Objective 1 >> Retype the records word for word, starting at their first line and stopping after the line that contains "car-icon (10, 10, 26, 24)".

Text >>
_ _ _ _ _

Sun S3L 3.0 Programming and Reference Guide

Chapter 3 Sun S3L Performance Guidelines

Introduction

This chapter provides a few guidelines for making best use of the performance benefits offered by Sun S3L. The range of topics covered include

Sun S3L functions that benefit from cyclic distribution

Sun S3L functions that benefit from distributing only the last axis

Using shared memory

Performance guidelines specific to FFT routines

Performance guidelines specific to dense SVD routines

Performance guidelines specific to dense linear system solvers

Performance guidelines specific to banded solvers

Performance guidelines specific to sparse linear systems solvers

Performance guidelines specific to dense matrix operations

Support for convolution, deconvolution, correlation, and autocorrelation

S3L Array Layout and Performance

Most Sun S3L functions perform best when their operand arrays are block-distributed along all axes. But there are exceptions to this generalization. This section discusses those exceptions.

Functions That Benefit From Cyclic Distributions

Functions that focus their operations on discrete subparts of an S3L array rather across the full array are likely to provide better load balancing and performance when their array operands are distributed cyclically rather than in simple block fashion. This is particularly true for the LU decomposition (S3L_lu_factor and S3L_lu_solve) and Singular Value Decomposition (S3L_gen_svd) functions.

This is illustrated by the examples shown in Figure 3-1 and Figure 3-2, which show a 16x16 array being distributed across a 1x4 process grid, first in simple block fashion and next in block cyclic fashion.

In Figure 3-1, a block size of 4 is used for the second axis. This means that the second array axis will be distributed in one pass across the process grid's second axis--in other words, it will be block-distributed.

Figure 3-1 Block Distribution of a 16x16 S3L Array on a 1x4 Process Grid

If the nature of the operation is such that every process will compute the sum of elements in the lower triangular part of the array (shaded portion) and send the results to the next processor, this distribution pattern will result in serious load imbalance among the processes. Since process 0 must perform many more iterations than the other processes, especially than process 3, overall computational time will be greater than it would be if better load balancing could be achieved.

_ _ _ _ _

Supplied entries >>

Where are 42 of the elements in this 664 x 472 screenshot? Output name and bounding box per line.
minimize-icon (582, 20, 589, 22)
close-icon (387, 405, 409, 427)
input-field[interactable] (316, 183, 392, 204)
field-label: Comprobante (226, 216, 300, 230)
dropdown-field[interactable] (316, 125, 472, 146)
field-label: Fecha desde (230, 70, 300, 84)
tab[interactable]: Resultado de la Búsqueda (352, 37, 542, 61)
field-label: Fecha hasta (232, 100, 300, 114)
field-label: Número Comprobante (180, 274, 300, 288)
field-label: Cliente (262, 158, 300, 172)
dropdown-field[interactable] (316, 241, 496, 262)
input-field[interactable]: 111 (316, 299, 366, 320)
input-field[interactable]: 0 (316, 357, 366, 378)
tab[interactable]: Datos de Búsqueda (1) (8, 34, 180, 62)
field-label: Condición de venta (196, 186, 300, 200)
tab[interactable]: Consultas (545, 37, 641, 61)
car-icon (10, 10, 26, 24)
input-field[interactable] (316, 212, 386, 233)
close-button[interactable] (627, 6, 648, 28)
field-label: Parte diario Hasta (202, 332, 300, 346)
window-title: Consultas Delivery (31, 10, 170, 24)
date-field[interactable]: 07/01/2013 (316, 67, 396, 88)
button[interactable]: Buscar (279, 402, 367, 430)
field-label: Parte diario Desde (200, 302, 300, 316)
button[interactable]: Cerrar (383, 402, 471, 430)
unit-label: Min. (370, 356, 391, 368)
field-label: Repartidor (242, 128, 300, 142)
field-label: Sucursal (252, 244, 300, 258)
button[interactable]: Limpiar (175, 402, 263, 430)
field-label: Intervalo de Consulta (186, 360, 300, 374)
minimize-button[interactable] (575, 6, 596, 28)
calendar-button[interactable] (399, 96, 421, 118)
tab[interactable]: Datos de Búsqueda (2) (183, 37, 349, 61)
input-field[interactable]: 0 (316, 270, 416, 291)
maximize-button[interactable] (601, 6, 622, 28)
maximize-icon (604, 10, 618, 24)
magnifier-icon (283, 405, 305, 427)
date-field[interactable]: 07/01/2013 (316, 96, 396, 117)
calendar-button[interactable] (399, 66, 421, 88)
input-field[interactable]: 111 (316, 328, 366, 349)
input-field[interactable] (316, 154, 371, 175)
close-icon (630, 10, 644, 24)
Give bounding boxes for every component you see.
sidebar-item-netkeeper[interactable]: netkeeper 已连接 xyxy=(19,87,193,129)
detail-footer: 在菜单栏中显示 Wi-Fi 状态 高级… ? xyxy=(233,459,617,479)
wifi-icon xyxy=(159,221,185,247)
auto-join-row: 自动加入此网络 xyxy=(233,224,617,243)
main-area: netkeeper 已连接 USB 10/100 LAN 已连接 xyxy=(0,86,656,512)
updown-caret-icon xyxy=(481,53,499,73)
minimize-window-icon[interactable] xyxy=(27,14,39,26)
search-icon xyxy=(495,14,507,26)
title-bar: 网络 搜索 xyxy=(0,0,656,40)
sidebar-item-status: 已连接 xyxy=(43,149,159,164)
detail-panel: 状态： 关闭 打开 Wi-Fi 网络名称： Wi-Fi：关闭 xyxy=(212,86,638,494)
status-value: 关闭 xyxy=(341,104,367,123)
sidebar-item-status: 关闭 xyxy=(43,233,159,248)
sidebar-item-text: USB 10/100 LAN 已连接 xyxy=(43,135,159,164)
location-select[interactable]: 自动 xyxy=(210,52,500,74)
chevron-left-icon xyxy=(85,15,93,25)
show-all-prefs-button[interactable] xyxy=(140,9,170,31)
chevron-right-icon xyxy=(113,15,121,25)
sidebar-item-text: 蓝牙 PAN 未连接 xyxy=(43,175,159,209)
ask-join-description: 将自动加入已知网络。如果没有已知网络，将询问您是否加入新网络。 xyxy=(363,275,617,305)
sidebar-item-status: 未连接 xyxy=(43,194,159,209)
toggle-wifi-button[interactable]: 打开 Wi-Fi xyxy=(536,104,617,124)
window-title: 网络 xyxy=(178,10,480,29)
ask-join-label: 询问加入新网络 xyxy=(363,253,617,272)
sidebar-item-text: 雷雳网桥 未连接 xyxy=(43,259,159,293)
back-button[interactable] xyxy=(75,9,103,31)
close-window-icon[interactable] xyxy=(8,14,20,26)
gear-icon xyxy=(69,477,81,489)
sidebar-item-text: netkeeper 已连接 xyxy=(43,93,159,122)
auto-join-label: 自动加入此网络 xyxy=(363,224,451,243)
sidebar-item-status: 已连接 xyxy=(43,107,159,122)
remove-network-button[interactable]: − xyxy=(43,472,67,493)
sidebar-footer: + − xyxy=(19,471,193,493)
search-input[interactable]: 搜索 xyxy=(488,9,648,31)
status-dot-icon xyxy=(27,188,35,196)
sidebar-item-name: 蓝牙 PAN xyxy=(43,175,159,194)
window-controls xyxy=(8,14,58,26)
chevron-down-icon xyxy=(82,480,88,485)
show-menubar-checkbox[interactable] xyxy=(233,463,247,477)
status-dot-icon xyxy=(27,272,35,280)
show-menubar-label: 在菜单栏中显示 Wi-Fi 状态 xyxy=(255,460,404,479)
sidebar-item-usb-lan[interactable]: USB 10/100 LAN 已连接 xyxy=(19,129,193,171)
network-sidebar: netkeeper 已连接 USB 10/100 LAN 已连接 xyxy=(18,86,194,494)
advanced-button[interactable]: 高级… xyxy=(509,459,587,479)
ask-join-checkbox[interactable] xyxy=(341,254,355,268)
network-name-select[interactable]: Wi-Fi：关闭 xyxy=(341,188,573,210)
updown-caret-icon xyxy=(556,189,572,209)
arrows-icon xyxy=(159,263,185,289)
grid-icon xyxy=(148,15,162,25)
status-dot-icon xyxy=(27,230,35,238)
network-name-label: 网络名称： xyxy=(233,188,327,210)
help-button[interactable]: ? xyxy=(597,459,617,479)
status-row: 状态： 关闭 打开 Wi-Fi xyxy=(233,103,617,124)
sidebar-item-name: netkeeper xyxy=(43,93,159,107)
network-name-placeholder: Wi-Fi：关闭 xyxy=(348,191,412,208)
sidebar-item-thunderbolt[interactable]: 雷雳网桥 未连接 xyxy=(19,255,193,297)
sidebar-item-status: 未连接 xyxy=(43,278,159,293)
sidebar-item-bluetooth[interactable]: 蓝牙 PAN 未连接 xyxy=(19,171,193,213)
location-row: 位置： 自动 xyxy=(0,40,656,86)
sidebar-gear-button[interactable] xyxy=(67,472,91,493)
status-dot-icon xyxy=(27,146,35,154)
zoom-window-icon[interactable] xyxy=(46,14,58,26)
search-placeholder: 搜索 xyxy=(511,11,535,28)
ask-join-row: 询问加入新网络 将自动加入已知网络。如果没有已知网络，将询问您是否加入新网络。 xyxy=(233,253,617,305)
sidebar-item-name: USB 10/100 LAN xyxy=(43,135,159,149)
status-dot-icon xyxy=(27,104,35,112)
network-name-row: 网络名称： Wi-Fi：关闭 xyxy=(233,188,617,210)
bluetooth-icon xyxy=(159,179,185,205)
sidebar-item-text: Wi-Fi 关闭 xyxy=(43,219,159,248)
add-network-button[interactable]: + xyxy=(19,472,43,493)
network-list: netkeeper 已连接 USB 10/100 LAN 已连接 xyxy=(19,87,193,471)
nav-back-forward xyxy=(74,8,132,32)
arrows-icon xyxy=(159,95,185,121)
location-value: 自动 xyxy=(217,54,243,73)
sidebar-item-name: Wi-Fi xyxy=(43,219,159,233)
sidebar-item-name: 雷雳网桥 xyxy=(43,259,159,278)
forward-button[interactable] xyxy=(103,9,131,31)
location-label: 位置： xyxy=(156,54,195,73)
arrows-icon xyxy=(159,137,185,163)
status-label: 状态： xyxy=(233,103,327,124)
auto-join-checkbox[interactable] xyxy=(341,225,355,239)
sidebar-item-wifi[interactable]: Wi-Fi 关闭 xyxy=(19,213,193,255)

_ _ _ _ _

Objective 2 >> According to the Sun S3L performance chapter, which two functions carry out the LU decomposition that benefits from cyclic distribution?

Problem solution 1 >>
Where are 42 of the elements in this 664 x 472 screenshot? Output name and bounding box per line.
minimize-icon (582, 20, 589, 22)
close-icon (387, 405, 409, 427)
input-field[interactable] (316, 183, 392, 204)
field-label: Comprobante (226, 216, 300, 230)
dropdown-field[interactable] (316, 125, 472, 146)
field-label: Fecha desde (230, 70, 300, 84)
tab[interactable]: Resultado de la Búsqueda (352, 37, 542, 61)
field-label: Fecha hasta (232, 100, 300, 114)
field-label: Número Comprobante (180, 274, 300, 288)
field-label: Cliente (262, 158, 300, 172)
dropdown-field[interactable] (316, 241, 496, 262)
input-field[interactable]: 111 (316, 299, 366, 320)
input-field[interactable]: 0 (316, 357, 366, 378)
tab[interactable]: Datos de Búsqueda (1) (8, 34, 180, 62)
field-label: Condición de venta (196, 186, 300, 200)
tab[interactable]: Consultas (545, 37, 641, 61)
car-icon (10, 10, 26, 24)

Problem solution 2 >> S3L_lu_factor and S3L_lu_solve.